_What you need to do_:
Repeat the entire listing exactly.

»»

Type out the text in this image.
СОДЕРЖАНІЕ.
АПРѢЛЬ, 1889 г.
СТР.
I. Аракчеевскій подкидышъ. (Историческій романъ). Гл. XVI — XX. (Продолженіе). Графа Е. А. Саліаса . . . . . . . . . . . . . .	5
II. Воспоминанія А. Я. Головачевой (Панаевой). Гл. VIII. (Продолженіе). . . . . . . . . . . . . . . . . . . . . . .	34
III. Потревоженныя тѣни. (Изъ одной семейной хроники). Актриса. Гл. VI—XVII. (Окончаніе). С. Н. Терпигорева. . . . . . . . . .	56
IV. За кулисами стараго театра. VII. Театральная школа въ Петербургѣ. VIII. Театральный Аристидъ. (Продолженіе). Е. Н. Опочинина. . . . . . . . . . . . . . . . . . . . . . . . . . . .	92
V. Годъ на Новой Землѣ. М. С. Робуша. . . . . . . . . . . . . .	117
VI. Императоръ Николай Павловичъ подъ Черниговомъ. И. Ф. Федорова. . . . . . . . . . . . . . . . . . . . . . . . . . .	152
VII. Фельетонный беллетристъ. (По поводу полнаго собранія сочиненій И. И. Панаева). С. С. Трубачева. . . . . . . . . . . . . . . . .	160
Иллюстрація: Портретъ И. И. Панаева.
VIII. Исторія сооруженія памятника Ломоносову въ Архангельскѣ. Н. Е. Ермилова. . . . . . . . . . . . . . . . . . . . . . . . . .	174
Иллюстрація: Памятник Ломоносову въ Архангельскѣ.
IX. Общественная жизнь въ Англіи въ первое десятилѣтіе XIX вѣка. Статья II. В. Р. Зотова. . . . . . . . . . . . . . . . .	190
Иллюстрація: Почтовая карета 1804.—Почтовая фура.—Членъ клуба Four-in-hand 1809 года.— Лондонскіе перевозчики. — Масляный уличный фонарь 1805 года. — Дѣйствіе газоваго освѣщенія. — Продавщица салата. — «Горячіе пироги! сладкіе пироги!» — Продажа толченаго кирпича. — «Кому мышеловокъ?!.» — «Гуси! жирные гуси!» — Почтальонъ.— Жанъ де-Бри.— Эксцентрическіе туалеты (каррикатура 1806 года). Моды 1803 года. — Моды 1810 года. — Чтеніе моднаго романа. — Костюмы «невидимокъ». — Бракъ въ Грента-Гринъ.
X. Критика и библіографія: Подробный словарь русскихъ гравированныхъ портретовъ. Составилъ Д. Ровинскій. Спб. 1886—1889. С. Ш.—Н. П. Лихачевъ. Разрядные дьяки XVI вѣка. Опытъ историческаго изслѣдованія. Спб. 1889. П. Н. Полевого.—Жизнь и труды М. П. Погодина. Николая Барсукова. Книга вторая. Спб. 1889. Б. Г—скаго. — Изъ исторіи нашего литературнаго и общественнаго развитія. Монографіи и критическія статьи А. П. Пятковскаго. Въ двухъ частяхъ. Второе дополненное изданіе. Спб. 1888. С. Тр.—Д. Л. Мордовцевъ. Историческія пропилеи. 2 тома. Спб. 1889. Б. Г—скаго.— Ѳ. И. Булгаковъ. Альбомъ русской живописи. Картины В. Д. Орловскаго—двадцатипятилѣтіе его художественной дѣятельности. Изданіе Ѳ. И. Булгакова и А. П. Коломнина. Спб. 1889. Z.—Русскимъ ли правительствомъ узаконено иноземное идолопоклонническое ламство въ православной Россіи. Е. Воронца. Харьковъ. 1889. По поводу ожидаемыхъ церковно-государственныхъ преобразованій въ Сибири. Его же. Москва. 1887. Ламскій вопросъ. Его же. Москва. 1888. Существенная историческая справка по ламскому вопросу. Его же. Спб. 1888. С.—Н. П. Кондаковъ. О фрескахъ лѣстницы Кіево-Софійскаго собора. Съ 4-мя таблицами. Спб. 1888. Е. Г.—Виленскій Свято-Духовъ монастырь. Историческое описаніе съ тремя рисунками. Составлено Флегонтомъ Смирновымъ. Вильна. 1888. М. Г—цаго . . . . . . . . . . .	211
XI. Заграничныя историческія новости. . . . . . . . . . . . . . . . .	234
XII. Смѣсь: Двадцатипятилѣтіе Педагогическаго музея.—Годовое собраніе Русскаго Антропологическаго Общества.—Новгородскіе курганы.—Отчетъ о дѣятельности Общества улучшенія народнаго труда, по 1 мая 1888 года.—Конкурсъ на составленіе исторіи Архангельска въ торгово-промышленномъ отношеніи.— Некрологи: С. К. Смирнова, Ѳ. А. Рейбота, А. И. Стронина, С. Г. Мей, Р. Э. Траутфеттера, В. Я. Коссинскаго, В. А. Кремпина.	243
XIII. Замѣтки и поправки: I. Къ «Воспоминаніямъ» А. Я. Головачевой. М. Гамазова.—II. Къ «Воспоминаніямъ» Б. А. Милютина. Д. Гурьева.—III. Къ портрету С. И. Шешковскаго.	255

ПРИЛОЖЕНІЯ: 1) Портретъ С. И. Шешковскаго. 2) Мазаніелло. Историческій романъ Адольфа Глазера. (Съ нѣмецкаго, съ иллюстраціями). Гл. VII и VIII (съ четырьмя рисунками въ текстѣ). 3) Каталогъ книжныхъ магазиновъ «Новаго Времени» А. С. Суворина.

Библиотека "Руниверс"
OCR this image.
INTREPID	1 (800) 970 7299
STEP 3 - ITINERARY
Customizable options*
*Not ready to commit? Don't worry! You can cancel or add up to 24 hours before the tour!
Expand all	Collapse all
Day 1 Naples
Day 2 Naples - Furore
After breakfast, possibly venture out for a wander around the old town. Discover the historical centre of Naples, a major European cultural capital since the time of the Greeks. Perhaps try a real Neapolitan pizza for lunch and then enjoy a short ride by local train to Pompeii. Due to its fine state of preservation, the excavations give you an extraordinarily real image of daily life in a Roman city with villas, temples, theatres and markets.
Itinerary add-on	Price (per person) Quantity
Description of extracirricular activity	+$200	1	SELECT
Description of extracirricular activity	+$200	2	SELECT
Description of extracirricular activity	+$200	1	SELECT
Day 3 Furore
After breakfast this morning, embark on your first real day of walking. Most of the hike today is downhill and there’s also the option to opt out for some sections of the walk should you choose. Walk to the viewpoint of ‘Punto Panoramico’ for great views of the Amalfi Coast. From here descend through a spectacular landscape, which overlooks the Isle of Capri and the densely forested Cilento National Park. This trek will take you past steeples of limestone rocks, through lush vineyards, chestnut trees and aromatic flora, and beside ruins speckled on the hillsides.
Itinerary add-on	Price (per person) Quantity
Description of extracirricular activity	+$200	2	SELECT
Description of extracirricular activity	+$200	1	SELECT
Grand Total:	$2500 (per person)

««

_Written response_:
Type out the text in this image.
СОДЕРЖАНІЕ.
АПРѢЛЬ, 1889 г.
СТР.
I. Аракчеевскій подкидышъ. (Историческій романъ). Гл. XVI — XX. (Продолженіе). Графа Е. А. Саліаса . . . . . . . . . . . . . .	5
II. Воспоминанія А. Я. Головачевой (Панаевой). Гл. VIII. (Продолженіе). . . . . . . . . . . . . . . . . . . . . . .	34
III. Потревоженныя тѣни. (Изъ одной семейной хроники). Актриса. Гл. VI—XVII. (Окончаніе). С. Н. Терпигорева. . . . . . . . . .	56
IV. За кулисами стараго театра. VII. Театральная школа въ Петербургѣ. VIII. Театральный Аристидъ. (Продолженіе). Е. Н. Опочинина. . . . . . . . . . . . . . . . . . . . . . . . . . . .	92
V. Годъ на Новой Землѣ. М. С. Робуша. . . . . . . . . . . . . .	117
VI. Императоръ Николай Павловичъ подъ Черниговомъ. И. Ф. Федорова. . . . . . . . . . . . . . . . . . . . . . . . . . .	152
VII. Фельетонный беллетристъ. (По поводу полнаго собранія сочиненій И. И. Панаева). С. С. Трубачева. . . . . . . . . . . . . . . . .	160
Иллюстрація: Портретъ И. И. Панаева.
VIII. Исторія сооруженія памятника Ломоносову въ Архангельскѣ. Н. Е. Ермилова. . . . . . . . . . . . . . . . . . . . . . . . . .	174
Иллюстрація: Памятник Ломоносову въ Архангельскѣ.
IX. Общественная жизнь въ Англіи въ первое десятилѣтіе XIX вѣка. Статья II. В. Р. Зотова. . . . . . . . . . . . . . . . .	190
Иллюстрація: Почтовая карета 1804.—Почтовая фура.—Членъ клуба Four-in-hand 1809 года.— Лондонскіе перевозчики. — Масляный уличный фонарь 1805 года. — Дѣйствіе газоваго освѣщенія. — Продавщица салата. — «Горячіе пироги! сладкіе пироги!» — Продажа толченаго кирпича. — «Кому мышеловокъ?!.» — «Гуси! жирные гуси!» — Почтальонъ.— Жанъ де-Бри.— Эксцентрическіе туалеты (каррикатура 1806 года). Моды 1803 года. — Моды 1810 года. — Чтеніе моднаго романа. — Костюмы «невидимокъ». — Бракъ въ Грента-Гринъ.
X. Критика и библіографія: Подробный словарь русскихъ гравированныхъ портретовъ. Составилъ Д. Ровинскій. Спб. 1886—1889. С. Ш.—Н. П. Лихачевъ. Разрядные дьяки XVI вѣка. Опытъ историческаго изслѣдованія. Спб. 1889. П. Н. Полевого.—Жизнь и труды М. П. Погодина. Николая Барсукова. Книга вторая. Спб. 1889. Б. Г—скаго. — Изъ исторіи нашего литературнаго и общественнаго развитія. Монографіи и критическія статьи А. П. Пятковскаго. Въ двухъ частяхъ. Второе дополненное изданіе. Спб. 1888. С. Тр.—Д. Л. Мордовцевъ. Историческія пропилеи. 2 тома. Спб. 1889. Б. Г—скаго.— Ѳ. И. Булгаковъ. Альбомъ русской живописи. Картины В. Д. Орловскаго—двадцатипятилѣтіе его художественной дѣятельности. Изданіе Ѳ. И. Булгакова и А. П. Коломнина. Спб. 1889. Z.—Русскимъ ли правительствомъ узаконено иноземное идолопоклонническое ламство въ православной Россіи. Е. Воронца. Харьковъ. 1889. По поводу ожидаемыхъ церковно-государственныхъ преобразованій въ Сибири. Его же. Москва. 1887. Ламскій вопросъ. Его же. Москва. 1888. Существенная историческая справка по ламскому вопросу. Его же. Спб. 1888. С.—Н. П. Кондаковъ. О фрескахъ лѣстницы Кіево-Софійскаго собора. Съ 4-мя таблицами. Спб. 1888. Е. Г.—Виленскій Свято-Духовъ монастырь. Историческое описаніе съ тремя рисунками. Составлено Флегонтомъ Смирновымъ. Вильна. 1888. М. Г—цаго . . . . . . . . . . .	211
XI. Заграничныя историческія новости. . . . . . . . . . . . . . . . .	234
XII. Смѣсь: Двадцатипятилѣтіе Педагогическаго музея.—Годовое собраніе Русскаго Антропологическаго Общества.—Новгородскіе курганы.—Отчетъ о дѣятельности Общества улучшенія народнаго труда, по 1 мая 1888 года.—Конкурсъ на составленіе исторіи Архангельска въ торгово-промышленномъ отношеніи.— Некрологи: С. К. Смирнова, Ѳ. А. Рейбота, А. И. Стронина, С. Г. Мей, Р. Э. Траутфеттера, В. Я. Коссинскаго, В. А. Кремпина.	243
XIII. Замѣтки и поправки: I. Къ «Воспоминаніямъ» А. Я. Головачевой. М. Гамазова.—II. Къ «Воспоминаніямъ» Б. А. Милютина. Д. Гурьева.—III. Къ портрету С. И. Шешковскаго.	255

ПРИЛОЖЕНІЯ: 1) Портретъ С. И. Шешковскаго. 2) Мазаніелло. Историческій романъ Адольфа Глазера. (Съ нѣмецкаго, съ иллюстраціями). Гл. VII и VIII (съ четырьмя рисунками въ текстѣ). 3) Каталогъ книжныхъ магазиновъ «Новаго Времени» А. С. Суворина.

Библиотека "Руниверс"
OCR this image.
INTREPID	1 (800) 970 7299
STEP 3 - ITINERARY
Customizable options*
*Not ready to commit? Don't worry! You can cancel or add up to 24 hours before the tour!
Expand all	Collapse all
Day 1 Naples
Day 2 Naples - Furore
After breakfast, possibly venture out for a wander around the old town. Discover the historical centre of Naples, a major European cultural capital since the time of the Greeks. Perhaps try a real Neapolitan pizza for lunch and then enjoy a short ride by local train to Pompeii. Due to its fine state of preservation, the excavations give you an extraordinarily real image of daily life in a Roman city with villas, temples, theatres and markets.
Itinerary add-on	Price (per person) Quantity
Description of extracirricular activity	+$200	1	SELECT
Description of extracirricular activity	+$200	2	SELECT
Description of extracirricular activity	+$200	1	SELECT
Day 3 Furore
After breakfast this morning, embark on your first real day of walking. Most of the hike today is downhill and there’s also the option to opt out for some sections of the walk should you choose. Walk to the viewpoint of ‘Punto Panoramico’ for great views of the Amalfi Coast. From here descend through a spectacular landscape, which overlooks the Isle of Capri and the densely forested Cilento National Park. This trek will take you past steeples of limestone rocks, through lush vineyards, chestnut trees and aromatic flora, and beside ruins speckled on the hillsides.
Itinerary add-on	Price (per person) Quantity
Description of extracirricular activity	+$200	2	SELECT
Description of extracirricular activity	+$200	1	SELECT
Grand Total:	$2500 (per person)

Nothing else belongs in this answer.